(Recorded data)
::::::

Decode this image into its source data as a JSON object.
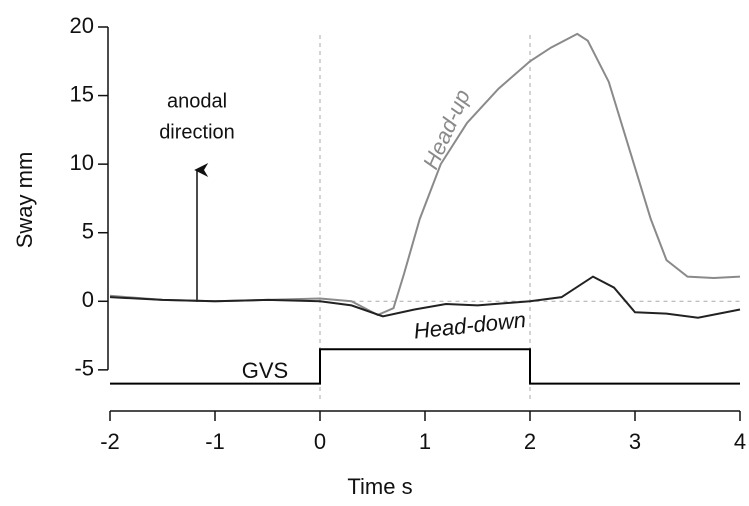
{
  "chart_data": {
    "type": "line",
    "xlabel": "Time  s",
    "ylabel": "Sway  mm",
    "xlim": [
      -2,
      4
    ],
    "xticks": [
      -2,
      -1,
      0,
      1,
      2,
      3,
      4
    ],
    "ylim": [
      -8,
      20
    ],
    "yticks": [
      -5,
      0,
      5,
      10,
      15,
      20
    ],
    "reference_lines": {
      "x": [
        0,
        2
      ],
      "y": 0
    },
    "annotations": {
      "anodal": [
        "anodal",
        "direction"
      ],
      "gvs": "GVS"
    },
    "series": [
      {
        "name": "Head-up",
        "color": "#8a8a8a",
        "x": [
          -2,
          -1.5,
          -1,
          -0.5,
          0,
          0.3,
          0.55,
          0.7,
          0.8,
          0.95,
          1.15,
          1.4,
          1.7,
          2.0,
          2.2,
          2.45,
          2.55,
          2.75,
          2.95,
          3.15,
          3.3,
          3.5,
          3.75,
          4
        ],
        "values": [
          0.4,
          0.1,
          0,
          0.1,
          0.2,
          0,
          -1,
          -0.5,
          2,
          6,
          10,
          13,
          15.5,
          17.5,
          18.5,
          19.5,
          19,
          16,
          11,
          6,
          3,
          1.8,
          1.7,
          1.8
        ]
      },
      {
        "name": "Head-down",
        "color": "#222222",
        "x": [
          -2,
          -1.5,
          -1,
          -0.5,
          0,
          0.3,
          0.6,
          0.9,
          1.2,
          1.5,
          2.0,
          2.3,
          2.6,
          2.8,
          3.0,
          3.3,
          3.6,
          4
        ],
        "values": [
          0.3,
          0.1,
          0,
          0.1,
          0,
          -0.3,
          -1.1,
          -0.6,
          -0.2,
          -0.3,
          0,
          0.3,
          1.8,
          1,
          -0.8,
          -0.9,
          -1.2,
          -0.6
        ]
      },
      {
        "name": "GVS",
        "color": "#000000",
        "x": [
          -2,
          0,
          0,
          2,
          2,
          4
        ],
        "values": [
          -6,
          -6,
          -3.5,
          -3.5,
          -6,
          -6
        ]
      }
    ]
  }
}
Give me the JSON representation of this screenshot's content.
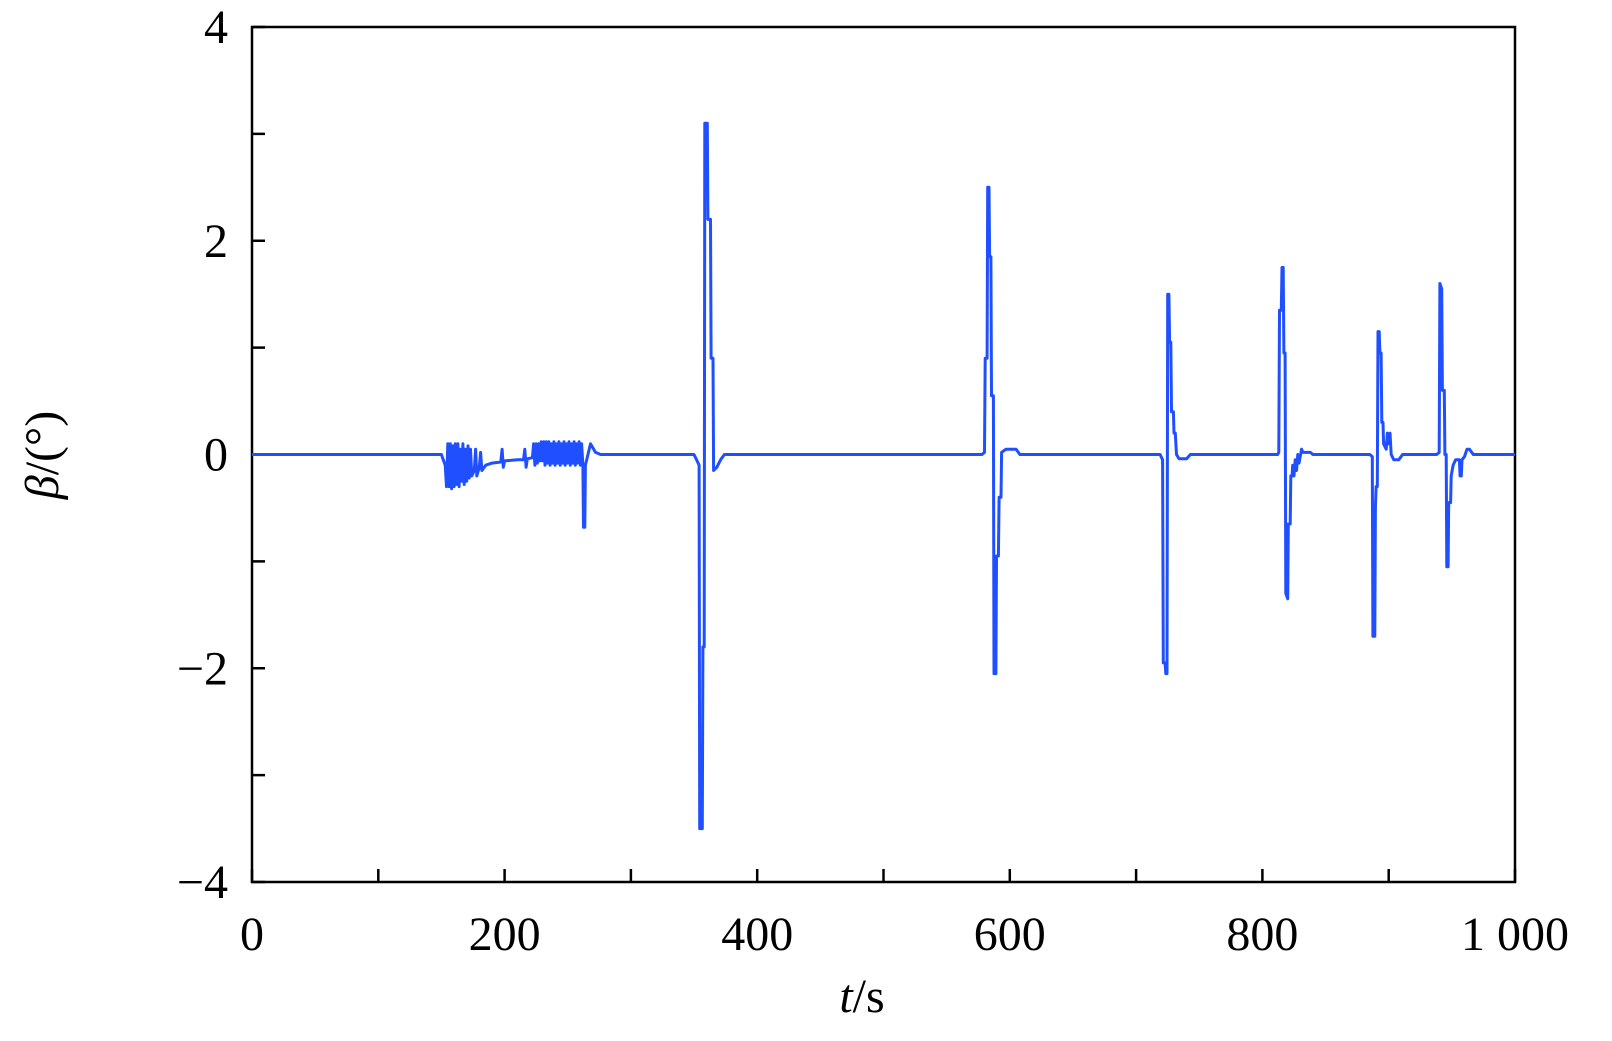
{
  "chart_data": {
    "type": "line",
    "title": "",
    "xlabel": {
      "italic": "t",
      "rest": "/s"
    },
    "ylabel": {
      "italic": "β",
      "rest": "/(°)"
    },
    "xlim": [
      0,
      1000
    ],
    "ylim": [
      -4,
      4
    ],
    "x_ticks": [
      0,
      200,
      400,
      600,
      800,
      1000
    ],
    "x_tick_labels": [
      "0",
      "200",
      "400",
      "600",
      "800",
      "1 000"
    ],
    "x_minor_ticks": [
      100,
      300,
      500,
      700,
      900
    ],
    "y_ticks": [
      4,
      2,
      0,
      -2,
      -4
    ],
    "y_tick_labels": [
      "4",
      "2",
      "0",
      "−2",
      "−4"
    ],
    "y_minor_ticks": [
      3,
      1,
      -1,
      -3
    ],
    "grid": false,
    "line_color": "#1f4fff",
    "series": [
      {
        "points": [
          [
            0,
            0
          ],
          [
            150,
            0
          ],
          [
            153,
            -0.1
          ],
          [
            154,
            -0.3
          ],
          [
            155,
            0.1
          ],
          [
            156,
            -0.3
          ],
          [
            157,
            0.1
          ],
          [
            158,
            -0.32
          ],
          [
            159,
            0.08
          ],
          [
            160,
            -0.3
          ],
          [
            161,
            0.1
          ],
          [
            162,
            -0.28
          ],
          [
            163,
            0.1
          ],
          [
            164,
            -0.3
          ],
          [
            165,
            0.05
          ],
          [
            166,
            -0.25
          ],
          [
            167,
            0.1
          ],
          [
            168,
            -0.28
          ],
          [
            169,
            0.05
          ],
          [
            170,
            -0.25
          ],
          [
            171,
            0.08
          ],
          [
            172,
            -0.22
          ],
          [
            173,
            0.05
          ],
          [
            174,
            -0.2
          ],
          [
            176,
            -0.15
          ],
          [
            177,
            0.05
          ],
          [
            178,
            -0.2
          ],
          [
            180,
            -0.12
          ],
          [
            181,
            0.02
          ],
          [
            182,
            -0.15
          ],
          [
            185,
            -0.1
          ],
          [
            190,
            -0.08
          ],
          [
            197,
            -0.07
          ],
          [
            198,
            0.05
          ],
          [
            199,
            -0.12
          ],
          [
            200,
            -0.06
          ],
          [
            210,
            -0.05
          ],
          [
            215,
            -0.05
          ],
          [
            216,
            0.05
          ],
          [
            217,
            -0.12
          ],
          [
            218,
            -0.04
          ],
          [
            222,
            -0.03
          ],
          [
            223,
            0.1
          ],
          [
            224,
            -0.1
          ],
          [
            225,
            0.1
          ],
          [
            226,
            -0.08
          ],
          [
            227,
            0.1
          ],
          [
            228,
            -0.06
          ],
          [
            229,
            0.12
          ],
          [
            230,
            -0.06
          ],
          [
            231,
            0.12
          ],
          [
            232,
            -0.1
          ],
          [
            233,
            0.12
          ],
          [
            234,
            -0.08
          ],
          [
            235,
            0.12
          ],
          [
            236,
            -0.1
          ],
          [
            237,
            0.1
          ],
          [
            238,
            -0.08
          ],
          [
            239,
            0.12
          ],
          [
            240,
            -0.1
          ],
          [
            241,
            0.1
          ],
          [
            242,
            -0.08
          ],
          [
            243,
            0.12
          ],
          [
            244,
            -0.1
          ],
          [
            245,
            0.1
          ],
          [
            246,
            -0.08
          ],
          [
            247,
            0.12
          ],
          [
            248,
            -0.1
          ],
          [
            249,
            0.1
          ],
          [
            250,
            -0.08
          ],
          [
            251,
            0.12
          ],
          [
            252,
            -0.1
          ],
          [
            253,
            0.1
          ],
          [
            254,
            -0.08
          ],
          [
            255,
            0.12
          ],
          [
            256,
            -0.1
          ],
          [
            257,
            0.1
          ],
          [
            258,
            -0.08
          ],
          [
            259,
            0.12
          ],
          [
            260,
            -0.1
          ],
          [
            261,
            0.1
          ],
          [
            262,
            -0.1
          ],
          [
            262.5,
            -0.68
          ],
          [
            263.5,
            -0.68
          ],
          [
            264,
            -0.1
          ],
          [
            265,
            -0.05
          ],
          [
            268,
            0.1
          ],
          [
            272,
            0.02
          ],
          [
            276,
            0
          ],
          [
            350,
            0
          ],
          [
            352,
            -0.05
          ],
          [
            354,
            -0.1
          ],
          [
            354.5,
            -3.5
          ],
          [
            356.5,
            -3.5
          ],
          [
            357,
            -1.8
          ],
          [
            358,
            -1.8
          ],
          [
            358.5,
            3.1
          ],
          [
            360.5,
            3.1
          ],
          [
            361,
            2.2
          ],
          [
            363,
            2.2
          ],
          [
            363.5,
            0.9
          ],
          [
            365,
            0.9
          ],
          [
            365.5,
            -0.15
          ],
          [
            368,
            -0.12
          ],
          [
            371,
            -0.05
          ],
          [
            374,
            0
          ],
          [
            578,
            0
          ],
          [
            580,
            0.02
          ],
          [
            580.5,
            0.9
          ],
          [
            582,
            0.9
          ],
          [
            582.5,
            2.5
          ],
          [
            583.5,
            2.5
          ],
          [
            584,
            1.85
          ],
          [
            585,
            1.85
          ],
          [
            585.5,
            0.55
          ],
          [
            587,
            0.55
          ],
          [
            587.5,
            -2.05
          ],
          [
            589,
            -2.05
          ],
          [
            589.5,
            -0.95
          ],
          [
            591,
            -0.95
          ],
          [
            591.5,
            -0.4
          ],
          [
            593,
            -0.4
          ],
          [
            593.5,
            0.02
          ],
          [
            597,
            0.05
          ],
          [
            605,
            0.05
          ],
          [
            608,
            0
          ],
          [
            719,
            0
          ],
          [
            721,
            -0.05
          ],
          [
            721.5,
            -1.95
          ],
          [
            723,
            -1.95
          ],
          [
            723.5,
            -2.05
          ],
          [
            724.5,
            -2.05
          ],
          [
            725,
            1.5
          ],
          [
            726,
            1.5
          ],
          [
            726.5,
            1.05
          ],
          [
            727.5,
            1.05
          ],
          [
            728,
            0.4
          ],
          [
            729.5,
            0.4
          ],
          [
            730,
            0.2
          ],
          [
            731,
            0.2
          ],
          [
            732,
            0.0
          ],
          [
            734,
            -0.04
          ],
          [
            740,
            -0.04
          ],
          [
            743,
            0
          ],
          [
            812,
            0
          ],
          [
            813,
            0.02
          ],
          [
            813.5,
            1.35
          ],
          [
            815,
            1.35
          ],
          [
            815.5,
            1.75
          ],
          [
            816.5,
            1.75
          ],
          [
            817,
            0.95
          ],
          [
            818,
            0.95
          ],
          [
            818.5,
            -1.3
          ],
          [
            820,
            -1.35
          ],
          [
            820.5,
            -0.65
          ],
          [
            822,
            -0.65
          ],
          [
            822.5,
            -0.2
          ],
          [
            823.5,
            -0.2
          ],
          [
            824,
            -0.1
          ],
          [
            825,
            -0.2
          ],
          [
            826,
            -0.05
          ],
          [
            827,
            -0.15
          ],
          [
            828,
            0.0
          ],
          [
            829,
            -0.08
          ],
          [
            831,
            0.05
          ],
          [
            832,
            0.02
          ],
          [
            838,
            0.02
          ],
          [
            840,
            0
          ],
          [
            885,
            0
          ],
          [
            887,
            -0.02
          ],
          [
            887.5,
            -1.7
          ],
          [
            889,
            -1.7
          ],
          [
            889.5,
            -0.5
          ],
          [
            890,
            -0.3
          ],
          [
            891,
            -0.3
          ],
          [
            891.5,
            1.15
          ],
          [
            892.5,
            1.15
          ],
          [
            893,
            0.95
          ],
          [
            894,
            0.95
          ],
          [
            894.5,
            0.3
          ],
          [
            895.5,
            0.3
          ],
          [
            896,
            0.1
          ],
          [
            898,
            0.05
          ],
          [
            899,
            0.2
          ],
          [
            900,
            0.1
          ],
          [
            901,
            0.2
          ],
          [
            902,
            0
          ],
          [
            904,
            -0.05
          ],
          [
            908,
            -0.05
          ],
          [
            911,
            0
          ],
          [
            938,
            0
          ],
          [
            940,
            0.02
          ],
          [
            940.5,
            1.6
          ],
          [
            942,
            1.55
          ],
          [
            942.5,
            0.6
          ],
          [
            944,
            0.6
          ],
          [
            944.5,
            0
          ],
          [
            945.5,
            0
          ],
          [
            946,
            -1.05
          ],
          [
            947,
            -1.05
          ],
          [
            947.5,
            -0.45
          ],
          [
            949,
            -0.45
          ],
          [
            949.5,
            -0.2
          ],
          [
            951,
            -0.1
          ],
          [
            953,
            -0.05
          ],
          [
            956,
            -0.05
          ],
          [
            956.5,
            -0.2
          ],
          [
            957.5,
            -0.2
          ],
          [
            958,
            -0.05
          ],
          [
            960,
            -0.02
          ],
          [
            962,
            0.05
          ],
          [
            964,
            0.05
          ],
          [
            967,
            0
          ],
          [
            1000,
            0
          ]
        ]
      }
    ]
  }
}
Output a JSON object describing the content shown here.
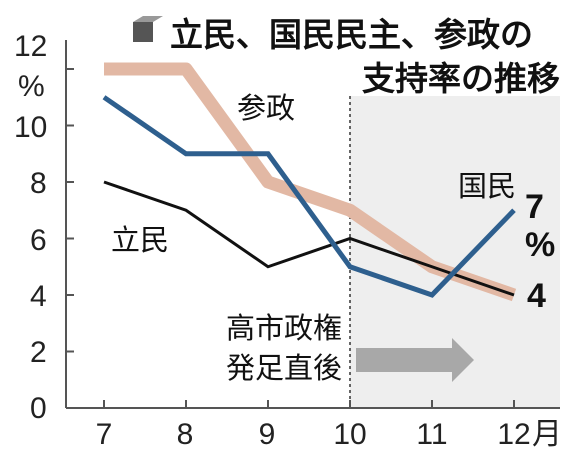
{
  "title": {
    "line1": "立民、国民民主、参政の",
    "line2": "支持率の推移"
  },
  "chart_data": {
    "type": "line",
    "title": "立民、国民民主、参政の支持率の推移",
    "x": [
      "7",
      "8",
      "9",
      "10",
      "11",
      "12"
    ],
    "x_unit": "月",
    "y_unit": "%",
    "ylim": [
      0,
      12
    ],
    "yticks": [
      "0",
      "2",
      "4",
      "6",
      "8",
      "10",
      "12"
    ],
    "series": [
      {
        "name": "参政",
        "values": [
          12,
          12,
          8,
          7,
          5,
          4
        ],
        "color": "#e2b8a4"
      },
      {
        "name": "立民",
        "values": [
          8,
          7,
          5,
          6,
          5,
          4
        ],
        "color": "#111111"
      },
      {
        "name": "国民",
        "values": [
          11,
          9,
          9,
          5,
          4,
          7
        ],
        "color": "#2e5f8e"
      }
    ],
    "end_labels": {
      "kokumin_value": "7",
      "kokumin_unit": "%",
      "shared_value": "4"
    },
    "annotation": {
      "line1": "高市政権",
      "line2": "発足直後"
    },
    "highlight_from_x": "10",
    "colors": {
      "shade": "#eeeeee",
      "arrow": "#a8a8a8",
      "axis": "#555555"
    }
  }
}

::::::

Exercise requirements: Copy whichever lines in the listing above contain the word "国民民主".

Response to the exercise:
    "line1": "立民、国民民主、参政の",
    "title": "立民、国民民主、参政の支持率の推移",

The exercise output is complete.